**What you should do**:
Return every line of the data below that includes the string "email".

((

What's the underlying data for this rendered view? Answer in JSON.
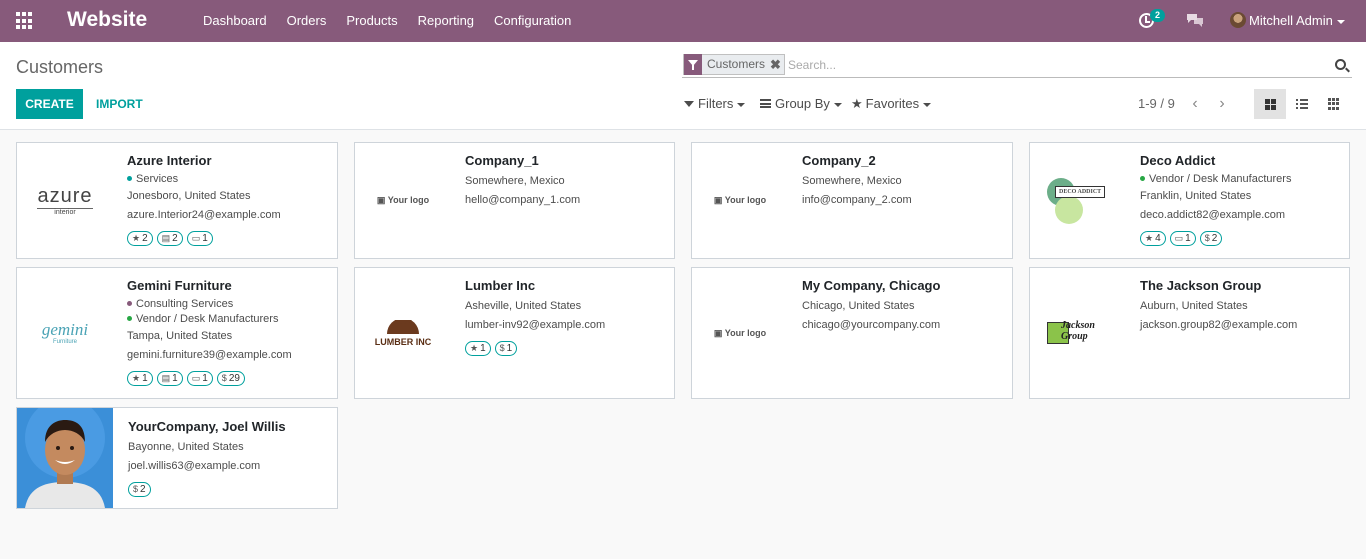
{
  "navbar": {
    "app_name": "Website",
    "menu": [
      "Dashboard",
      "Orders",
      "Products",
      "Reporting",
      "Configuration"
    ],
    "activity_count": "2",
    "user_name": "Mitchell Admin",
    "color": "#875a7b"
  },
  "control_panel": {
    "breadcrumb": "Customers",
    "create_label": "CREATE",
    "import_label": "IMPORT",
    "search": {
      "facet": "Customers",
      "facet_remove": "✖",
      "placeholder": "Search..."
    },
    "filters_label": "Filters",
    "groupby_label": "Group By",
    "favorites_label": "Favorites",
    "pager": "1-9 / 9",
    "accent": "#00a09d"
  },
  "cards": [
    {
      "name": "Azure Interior",
      "logo_text": "azure",
      "logo_sub": "interior",
      "tags": [
        {
          "label": "Services",
          "color": "#00a09d"
        }
      ],
      "location": "Jonesboro, United States",
      "email": "azure.Interior24@example.com",
      "badges": [
        {
          "icon": "star",
          "glyph": "★",
          "value": "2"
        },
        {
          "icon": "calendar",
          "glyph": "▤",
          "value": "2"
        },
        {
          "icon": "cart",
          "glyph": "▭",
          "value": "1"
        }
      ]
    },
    {
      "name": "Company_1",
      "logo_text": "Your logo",
      "tags": [],
      "location": "Somewhere, Mexico",
      "email": "hello@company_1.com",
      "badges": []
    },
    {
      "name": "Company_2",
      "logo_text": "Your logo",
      "tags": [],
      "location": "Somewhere, Mexico",
      "email": "info@company_2.com",
      "badges": []
    },
    {
      "name": "Deco Addict",
      "logo_text": "DECO ADDICT",
      "tags": [
        {
          "label": "Vendor / Desk Manufacturers",
          "color": "#28a745"
        }
      ],
      "location": "Franklin, United States",
      "email": "deco.addict82@example.com",
      "badges": [
        {
          "icon": "star",
          "glyph": "★",
          "value": "4"
        },
        {
          "icon": "cart",
          "glyph": "▭",
          "value": "1"
        },
        {
          "icon": "dollar",
          "glyph": "$",
          "value": "2"
        }
      ]
    },
    {
      "name": "Gemini Furniture",
      "logo_text": "gemini",
      "logo_sub": "Furniture",
      "tags": [
        {
          "label": "Consulting Services",
          "color": "#875a7b"
        },
        {
          "label": "Vendor / Desk Manufacturers",
          "color": "#28a745"
        }
      ],
      "location": "Tampa, United States",
      "email": "gemini.furniture39@example.com",
      "badges": [
        {
          "icon": "star",
          "glyph": "★",
          "value": "1"
        },
        {
          "icon": "calendar",
          "glyph": "▤",
          "value": "1"
        },
        {
          "icon": "cart",
          "glyph": "▭",
          "value": "1"
        },
        {
          "icon": "dollar",
          "glyph": "$",
          "value": "29"
        }
      ]
    },
    {
      "name": "Lumber Inc",
      "logo_text": "LUMBER INC",
      "tags": [],
      "location": "Asheville, United States",
      "email": "lumber-inv92@example.com",
      "badges": [
        {
          "icon": "star",
          "glyph": "★",
          "value": "1"
        },
        {
          "icon": "dollar",
          "glyph": "$",
          "value": "1"
        }
      ]
    },
    {
      "name": "My Company, Chicago",
      "logo_text": "Your logo",
      "tags": [],
      "location": "Chicago, United States",
      "email": "chicago@yourcompany.com",
      "badges": []
    },
    {
      "name": "The Jackson Group",
      "logo_text": "Jackson Group",
      "tags": [],
      "location": "Auburn, United States",
      "email": "jackson.group82@example.com",
      "badges": []
    },
    {
      "name": "YourCompany, Joel Willis",
      "tags": [],
      "location": "Bayonne, United States",
      "email": "joel.willis63@example.com",
      "badges": [
        {
          "icon": "dollar",
          "glyph": "$",
          "value": "2"
        }
      ]
    }
  ]
}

))

**Exercise response**:
      "email": "azure.Interior24@example.com",
      "email": "hello@company_1.com",
      "email": "info@company_2.com",
      "email": "deco.addict82@example.com",
      "email": "gemini.furniture39@example.com",
      "email": "lumber-inv92@example.com",
      "email": "chicago@yourcompany.com",
      "email": "jackson.group82@example.com",
      "email": "joel.willis63@example.com",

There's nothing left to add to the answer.